---------- Extracted entries
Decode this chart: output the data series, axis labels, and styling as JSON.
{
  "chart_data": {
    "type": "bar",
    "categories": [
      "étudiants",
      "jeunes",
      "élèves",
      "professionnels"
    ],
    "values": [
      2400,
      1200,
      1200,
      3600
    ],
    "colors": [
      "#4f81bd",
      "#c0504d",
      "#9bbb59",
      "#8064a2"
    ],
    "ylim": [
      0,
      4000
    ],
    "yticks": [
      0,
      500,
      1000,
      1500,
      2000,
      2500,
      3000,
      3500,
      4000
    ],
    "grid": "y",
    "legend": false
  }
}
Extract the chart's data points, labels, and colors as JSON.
--------------------
---------- Extracted entries
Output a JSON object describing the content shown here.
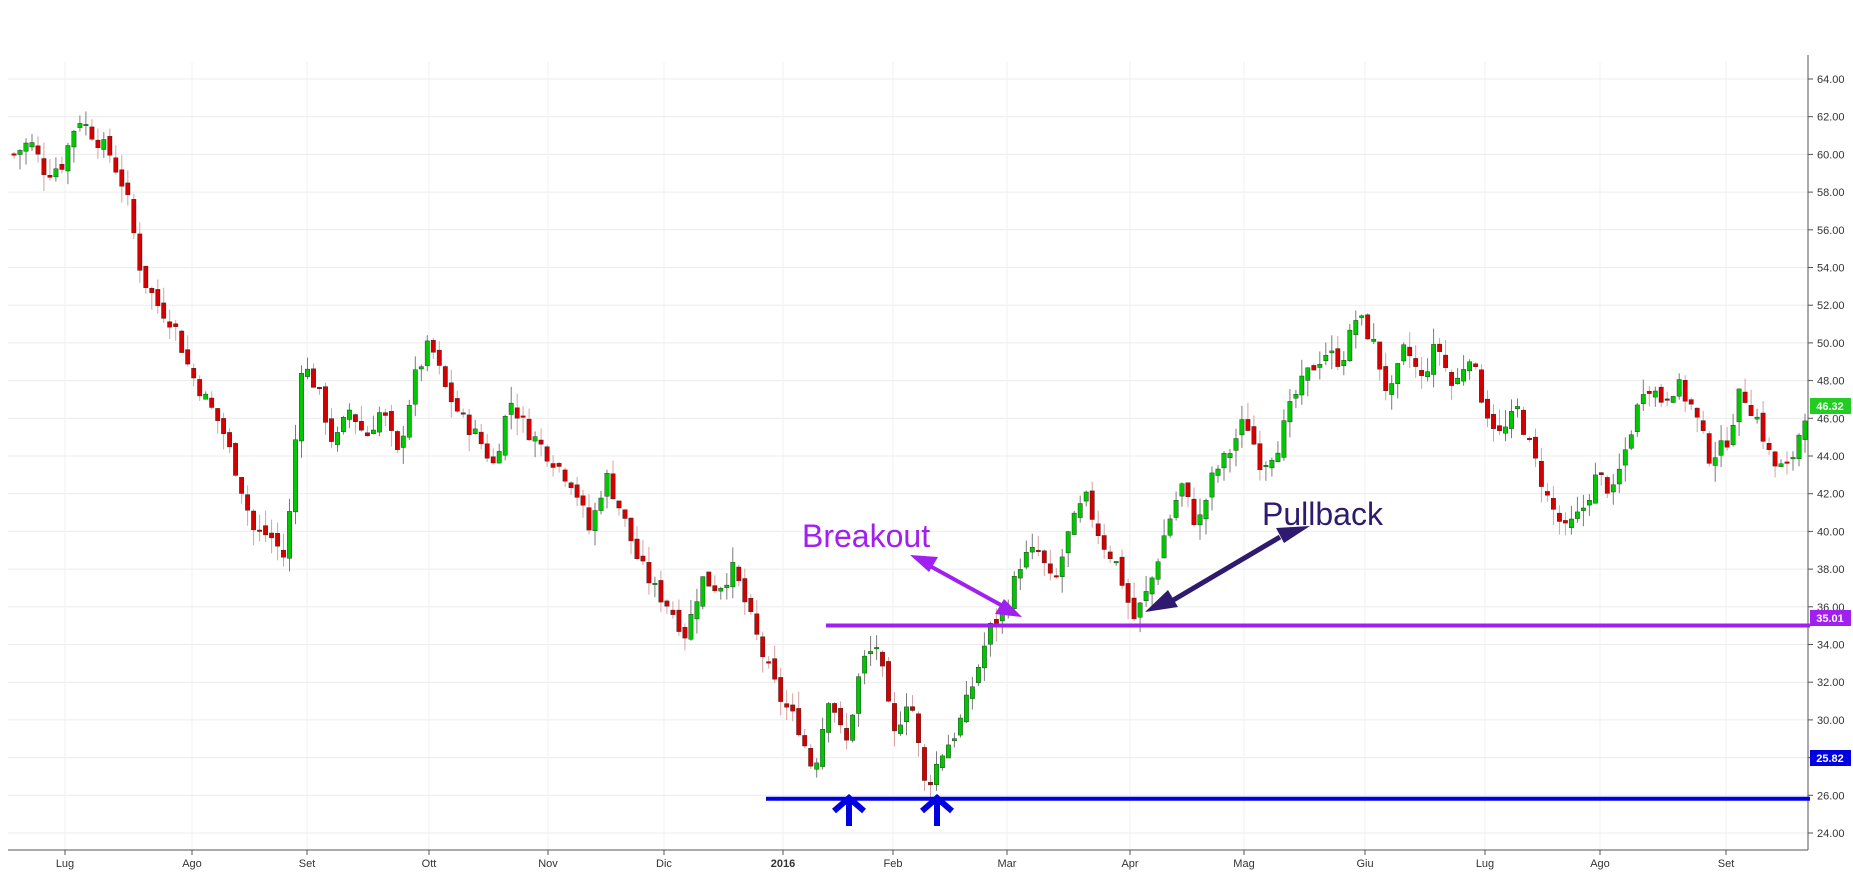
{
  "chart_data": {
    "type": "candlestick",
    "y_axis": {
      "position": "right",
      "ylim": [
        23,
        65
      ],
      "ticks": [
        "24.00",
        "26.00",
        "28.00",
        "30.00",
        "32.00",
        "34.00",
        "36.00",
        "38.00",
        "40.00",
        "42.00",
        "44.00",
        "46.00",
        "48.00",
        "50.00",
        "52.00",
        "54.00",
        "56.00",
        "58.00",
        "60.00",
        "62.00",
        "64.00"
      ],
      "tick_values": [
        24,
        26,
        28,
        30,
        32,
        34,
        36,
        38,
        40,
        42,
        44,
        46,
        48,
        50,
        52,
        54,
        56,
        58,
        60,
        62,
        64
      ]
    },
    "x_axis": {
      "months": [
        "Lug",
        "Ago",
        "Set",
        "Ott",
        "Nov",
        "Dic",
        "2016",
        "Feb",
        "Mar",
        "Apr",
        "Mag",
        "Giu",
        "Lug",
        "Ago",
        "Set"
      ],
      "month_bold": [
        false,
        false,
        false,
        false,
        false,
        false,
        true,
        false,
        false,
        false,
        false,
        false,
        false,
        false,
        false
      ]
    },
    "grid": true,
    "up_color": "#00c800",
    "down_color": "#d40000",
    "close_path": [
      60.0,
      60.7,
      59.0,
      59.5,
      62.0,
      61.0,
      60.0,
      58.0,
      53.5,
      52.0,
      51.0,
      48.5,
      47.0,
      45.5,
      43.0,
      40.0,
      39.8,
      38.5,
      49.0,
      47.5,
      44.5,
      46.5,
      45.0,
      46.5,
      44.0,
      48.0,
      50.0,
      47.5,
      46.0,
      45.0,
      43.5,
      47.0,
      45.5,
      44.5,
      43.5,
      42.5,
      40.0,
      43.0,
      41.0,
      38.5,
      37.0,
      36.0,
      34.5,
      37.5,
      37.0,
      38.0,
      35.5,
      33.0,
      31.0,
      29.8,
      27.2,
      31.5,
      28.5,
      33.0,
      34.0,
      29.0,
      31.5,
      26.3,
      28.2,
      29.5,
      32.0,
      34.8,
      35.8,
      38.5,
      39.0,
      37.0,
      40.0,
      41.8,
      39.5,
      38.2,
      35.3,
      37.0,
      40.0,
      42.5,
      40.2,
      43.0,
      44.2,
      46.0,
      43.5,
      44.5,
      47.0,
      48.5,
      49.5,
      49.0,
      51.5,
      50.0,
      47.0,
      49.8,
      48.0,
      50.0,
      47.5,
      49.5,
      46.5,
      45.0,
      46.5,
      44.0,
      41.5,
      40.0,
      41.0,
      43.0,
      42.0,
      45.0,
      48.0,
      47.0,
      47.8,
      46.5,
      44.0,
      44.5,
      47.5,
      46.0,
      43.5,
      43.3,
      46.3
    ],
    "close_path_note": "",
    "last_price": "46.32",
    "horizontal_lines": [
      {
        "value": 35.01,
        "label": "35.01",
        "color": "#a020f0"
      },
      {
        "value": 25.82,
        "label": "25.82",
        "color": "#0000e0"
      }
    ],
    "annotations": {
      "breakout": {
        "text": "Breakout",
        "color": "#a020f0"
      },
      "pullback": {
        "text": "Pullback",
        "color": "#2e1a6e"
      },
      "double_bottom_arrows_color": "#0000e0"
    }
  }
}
--------------------
---------- Extracted entries
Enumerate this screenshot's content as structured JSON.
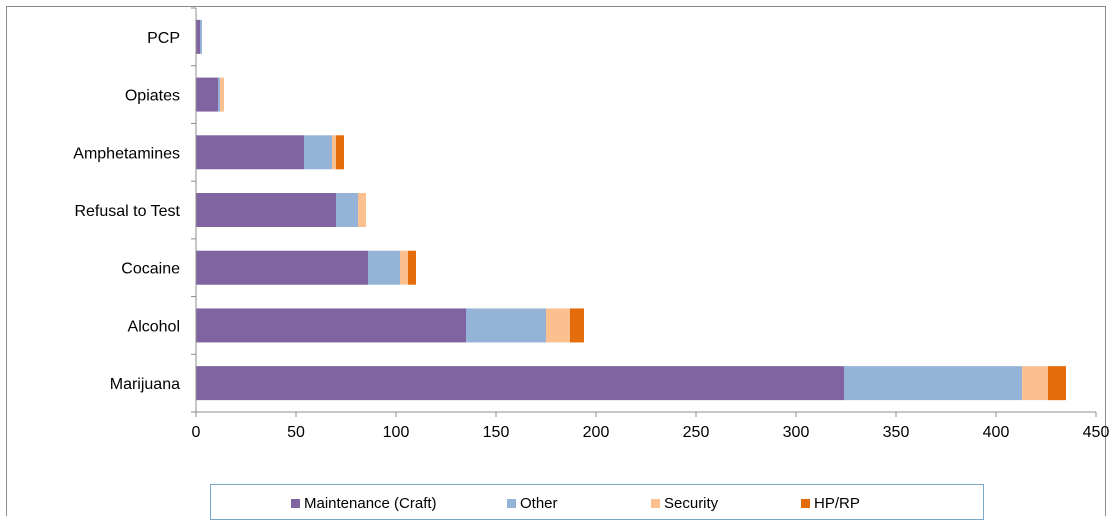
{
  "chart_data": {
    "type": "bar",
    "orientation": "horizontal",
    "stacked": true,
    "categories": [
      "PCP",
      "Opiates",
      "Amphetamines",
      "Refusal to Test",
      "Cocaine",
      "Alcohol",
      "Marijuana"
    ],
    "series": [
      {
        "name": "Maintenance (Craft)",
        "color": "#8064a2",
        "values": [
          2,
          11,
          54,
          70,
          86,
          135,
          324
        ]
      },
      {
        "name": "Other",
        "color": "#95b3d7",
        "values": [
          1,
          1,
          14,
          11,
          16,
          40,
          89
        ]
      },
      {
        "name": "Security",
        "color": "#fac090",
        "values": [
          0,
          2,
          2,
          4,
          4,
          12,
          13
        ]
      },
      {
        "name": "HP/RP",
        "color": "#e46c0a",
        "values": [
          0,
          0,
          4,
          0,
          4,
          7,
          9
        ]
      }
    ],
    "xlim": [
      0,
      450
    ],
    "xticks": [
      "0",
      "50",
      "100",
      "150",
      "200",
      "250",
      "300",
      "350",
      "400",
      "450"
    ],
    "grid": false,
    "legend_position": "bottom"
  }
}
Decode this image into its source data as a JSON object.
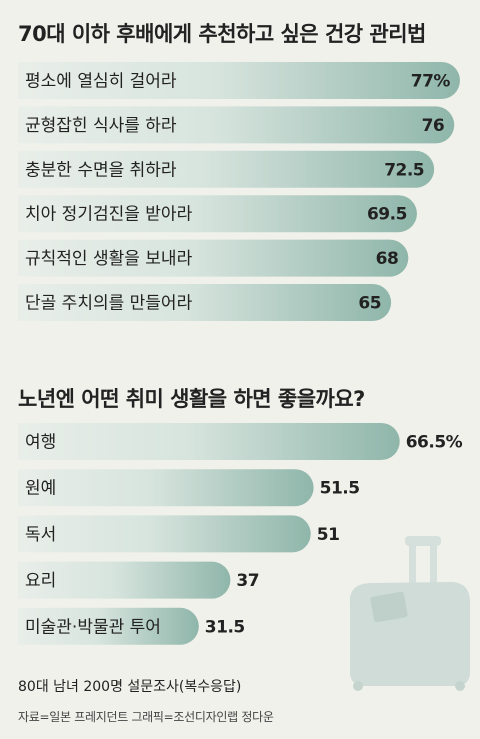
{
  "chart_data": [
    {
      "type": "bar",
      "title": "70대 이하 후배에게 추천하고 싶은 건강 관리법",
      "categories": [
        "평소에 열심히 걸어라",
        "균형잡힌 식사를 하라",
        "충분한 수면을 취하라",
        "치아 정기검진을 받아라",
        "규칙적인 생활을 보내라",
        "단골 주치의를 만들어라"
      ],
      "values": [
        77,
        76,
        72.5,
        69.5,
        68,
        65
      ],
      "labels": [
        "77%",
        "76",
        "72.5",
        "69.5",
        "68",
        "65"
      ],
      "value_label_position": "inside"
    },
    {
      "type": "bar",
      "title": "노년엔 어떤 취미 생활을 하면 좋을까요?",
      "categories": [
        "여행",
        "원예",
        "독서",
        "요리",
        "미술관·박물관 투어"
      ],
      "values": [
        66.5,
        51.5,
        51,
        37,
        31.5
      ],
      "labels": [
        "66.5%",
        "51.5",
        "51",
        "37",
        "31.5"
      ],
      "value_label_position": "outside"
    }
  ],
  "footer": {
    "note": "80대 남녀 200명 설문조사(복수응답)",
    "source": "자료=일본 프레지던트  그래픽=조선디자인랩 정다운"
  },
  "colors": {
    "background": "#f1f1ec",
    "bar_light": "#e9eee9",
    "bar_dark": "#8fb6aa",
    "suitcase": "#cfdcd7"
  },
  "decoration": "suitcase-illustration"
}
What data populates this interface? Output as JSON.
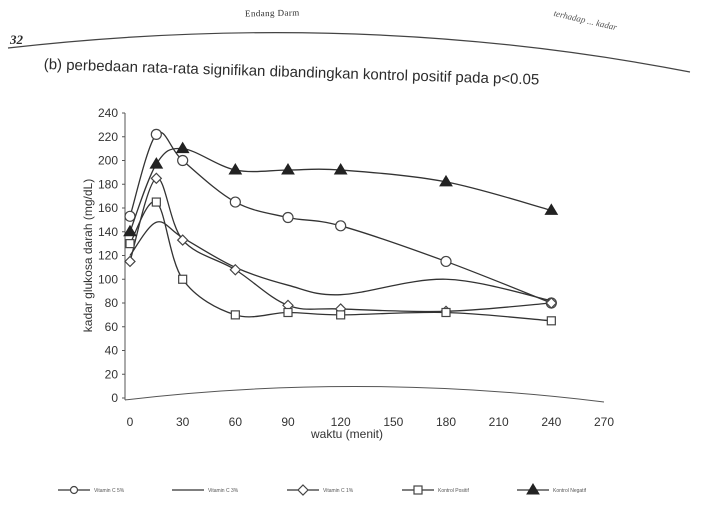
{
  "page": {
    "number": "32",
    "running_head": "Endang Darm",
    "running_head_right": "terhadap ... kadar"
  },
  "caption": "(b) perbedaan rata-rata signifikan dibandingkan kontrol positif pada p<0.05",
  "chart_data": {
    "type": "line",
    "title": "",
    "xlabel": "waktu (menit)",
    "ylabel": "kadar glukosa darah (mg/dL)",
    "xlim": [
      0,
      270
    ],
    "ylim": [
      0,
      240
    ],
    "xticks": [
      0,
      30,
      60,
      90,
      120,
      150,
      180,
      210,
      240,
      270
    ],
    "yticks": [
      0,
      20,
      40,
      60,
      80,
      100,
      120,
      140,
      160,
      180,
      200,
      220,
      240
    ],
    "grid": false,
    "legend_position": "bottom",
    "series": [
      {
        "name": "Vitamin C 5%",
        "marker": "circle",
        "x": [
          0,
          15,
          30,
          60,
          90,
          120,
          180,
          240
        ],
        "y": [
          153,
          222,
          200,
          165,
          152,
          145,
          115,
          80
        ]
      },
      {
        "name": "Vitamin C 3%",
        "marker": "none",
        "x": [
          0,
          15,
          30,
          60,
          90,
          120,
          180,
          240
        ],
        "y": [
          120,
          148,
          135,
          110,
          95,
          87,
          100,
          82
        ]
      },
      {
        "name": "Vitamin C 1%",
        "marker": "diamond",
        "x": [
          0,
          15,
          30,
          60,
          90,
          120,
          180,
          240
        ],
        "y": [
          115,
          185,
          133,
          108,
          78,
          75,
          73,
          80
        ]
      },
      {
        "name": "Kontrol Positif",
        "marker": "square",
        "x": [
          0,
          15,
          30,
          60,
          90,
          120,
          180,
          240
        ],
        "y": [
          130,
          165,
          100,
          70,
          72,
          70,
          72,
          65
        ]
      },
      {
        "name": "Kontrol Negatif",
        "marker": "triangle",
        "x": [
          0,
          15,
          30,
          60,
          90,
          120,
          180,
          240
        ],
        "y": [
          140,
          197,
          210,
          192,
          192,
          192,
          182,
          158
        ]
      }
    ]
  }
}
--------------------
* Task details *
Transcribe, exactly and exclusively, the run of lines that opens with the line bearing "Decode this chart: output" and closes with the line bearing "Extract the chart's".

* Correct answer *
Decode this chart: output the data series, axis labels, and styling as JSON.
{
  "chart_data": {
    "type": "bar",
    "categories": [
      "étudiants",
      "jeunes",
      "élèves",
      "professionnels"
    ],
    "values": [
      2400,
      1200,
      1200,
      3600
    ],
    "colors": [
      "#4f81bd",
      "#c0504d",
      "#9bbb59",
      "#8064a2"
    ],
    "ylim": [
      0,
      4000
    ],
    "yticks": [
      0,
      500,
      1000,
      1500,
      2000,
      2500,
      3000,
      3500,
      4000
    ],
    "grid": "y",
    "legend": false
  }
}
Extract the chart's data points, labels, and colors as JSON.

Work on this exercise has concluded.